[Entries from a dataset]

++++++++++

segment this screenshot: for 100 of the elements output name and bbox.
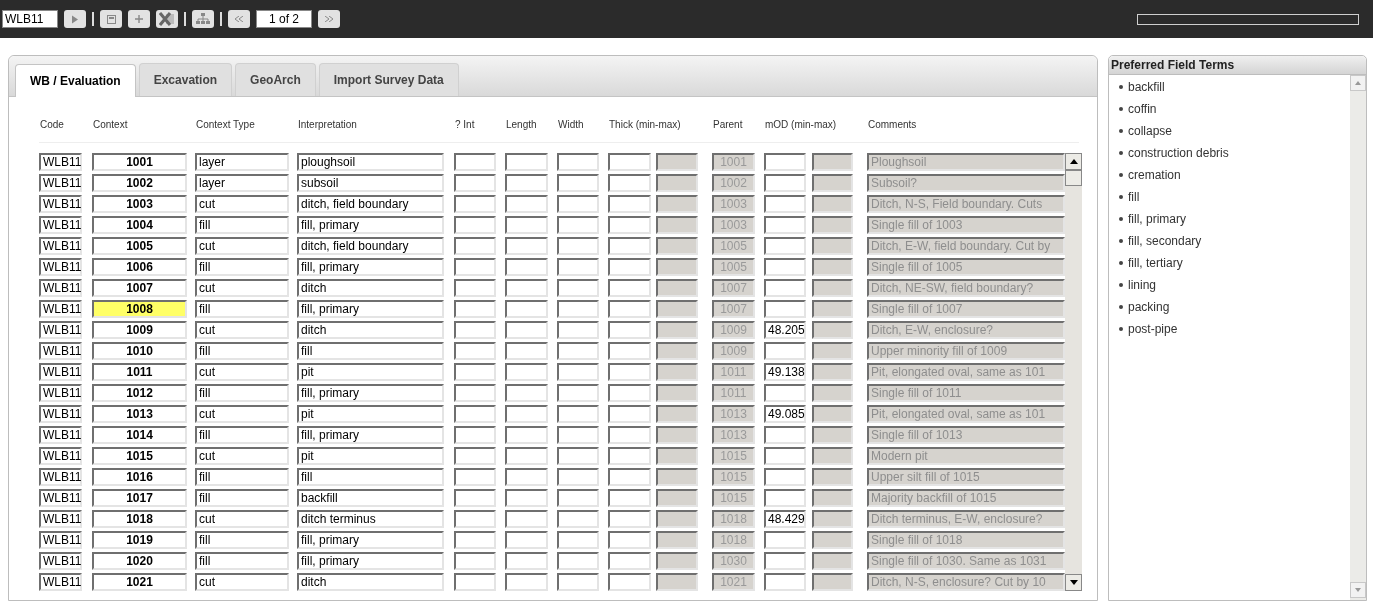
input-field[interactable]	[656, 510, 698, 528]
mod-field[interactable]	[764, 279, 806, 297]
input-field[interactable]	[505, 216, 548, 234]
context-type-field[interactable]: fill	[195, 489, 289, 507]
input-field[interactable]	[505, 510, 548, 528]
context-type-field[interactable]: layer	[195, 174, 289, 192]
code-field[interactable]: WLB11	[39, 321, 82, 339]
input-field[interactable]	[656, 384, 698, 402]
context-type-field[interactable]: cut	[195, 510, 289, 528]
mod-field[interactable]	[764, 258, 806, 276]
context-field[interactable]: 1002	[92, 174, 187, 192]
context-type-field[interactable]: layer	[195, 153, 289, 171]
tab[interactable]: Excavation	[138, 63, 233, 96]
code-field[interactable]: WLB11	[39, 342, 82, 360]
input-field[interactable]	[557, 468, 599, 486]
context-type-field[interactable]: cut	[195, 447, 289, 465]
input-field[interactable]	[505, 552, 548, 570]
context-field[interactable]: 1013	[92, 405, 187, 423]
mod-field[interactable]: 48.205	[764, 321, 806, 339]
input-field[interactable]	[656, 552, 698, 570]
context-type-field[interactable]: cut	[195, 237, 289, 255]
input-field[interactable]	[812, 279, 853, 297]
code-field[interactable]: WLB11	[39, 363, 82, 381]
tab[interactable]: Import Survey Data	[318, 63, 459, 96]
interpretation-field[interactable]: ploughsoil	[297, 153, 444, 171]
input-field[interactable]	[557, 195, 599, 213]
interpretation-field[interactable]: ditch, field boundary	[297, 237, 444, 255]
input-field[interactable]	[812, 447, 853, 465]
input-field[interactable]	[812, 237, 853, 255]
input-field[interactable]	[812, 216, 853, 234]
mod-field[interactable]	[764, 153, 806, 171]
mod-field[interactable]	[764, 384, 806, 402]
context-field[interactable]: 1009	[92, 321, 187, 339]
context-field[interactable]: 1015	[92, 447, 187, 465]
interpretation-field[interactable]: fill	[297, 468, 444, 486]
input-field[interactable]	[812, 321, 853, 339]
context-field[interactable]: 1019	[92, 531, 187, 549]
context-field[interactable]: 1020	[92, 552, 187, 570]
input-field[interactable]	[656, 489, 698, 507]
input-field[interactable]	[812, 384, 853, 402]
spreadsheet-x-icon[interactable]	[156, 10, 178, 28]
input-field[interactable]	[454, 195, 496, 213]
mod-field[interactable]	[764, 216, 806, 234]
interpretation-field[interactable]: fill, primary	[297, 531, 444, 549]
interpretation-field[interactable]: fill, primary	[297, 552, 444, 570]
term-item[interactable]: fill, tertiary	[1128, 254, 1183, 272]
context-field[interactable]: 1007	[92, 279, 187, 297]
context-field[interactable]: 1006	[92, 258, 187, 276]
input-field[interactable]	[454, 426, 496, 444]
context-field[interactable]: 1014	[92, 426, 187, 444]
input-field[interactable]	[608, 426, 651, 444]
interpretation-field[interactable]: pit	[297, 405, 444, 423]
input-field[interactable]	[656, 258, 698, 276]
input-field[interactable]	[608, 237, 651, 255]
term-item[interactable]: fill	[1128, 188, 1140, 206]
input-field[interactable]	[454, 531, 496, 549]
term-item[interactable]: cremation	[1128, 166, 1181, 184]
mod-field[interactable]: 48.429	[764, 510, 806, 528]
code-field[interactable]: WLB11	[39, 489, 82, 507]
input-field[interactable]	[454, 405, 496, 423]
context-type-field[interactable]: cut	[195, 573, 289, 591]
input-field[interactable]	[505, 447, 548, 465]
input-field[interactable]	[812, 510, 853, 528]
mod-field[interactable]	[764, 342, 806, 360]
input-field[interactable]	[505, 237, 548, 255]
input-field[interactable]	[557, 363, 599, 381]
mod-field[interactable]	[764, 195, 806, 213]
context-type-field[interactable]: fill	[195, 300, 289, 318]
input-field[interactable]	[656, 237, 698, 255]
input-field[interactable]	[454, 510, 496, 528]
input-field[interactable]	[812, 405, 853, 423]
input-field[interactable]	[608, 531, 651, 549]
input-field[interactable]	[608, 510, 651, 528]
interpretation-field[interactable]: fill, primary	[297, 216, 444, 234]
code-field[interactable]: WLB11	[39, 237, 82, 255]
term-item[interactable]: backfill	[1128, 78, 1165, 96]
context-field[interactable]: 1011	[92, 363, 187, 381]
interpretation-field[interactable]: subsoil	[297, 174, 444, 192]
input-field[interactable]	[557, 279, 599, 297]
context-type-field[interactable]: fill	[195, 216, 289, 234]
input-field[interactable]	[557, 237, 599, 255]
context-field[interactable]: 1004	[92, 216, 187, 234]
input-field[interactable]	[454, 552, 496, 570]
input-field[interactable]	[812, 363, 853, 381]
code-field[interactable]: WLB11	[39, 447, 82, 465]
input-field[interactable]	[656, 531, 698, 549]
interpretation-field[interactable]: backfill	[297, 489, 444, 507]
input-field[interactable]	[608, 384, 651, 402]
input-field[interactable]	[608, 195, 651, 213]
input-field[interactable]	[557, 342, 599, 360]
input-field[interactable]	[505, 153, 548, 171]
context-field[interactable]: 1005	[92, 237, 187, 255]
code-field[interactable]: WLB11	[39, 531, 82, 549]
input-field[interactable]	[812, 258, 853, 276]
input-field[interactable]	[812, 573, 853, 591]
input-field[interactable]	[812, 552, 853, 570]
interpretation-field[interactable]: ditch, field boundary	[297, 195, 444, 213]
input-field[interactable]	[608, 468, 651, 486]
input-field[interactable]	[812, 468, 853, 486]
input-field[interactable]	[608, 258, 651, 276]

++++++++++

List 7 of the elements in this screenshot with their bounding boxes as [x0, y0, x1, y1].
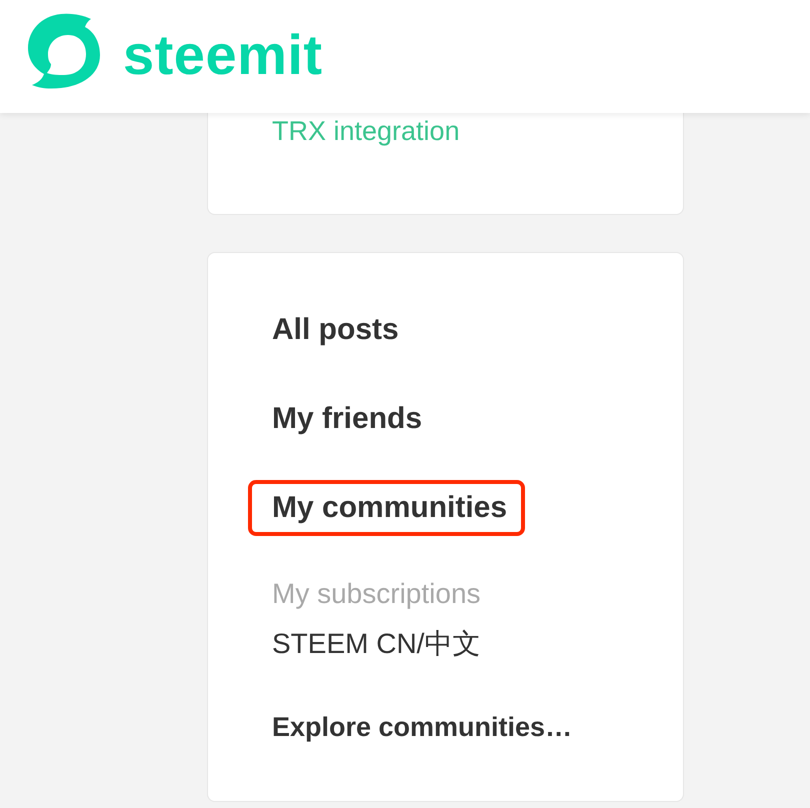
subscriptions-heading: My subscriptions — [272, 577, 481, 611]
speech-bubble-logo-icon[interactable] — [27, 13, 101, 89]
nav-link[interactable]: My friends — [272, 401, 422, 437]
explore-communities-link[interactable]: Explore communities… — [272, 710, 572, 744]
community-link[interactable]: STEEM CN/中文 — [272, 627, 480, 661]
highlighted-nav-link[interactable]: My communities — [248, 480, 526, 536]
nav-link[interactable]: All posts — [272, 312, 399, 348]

++++++++++

▶ _Set exercise_:
Please extract the lines between the one holding "List 7 of the" and the one holding "nav-link[interactable]: All posts", inclusive, and repeat them exactly. Leave the pictures out of your answer.

▶ _Output for this task_:
List 7 of the elements in this screenshot with their bounding boxes as [x0, y0, x1, y1].
subscriptions-heading: My subscriptions — [272, 577, 481, 611]
speech-bubble-logo-icon[interactable] — [27, 13, 101, 89]
nav-link[interactable]: My friends — [272, 401, 422, 437]
explore-communities-link[interactable]: Explore communities… — [272, 710, 572, 744]
community-link[interactable]: STEEM CN/中文 — [272, 627, 480, 661]
highlighted-nav-link[interactable]: My communities — [248, 480, 526, 536]
nav-link[interactable]: All posts — [272, 312, 399, 348]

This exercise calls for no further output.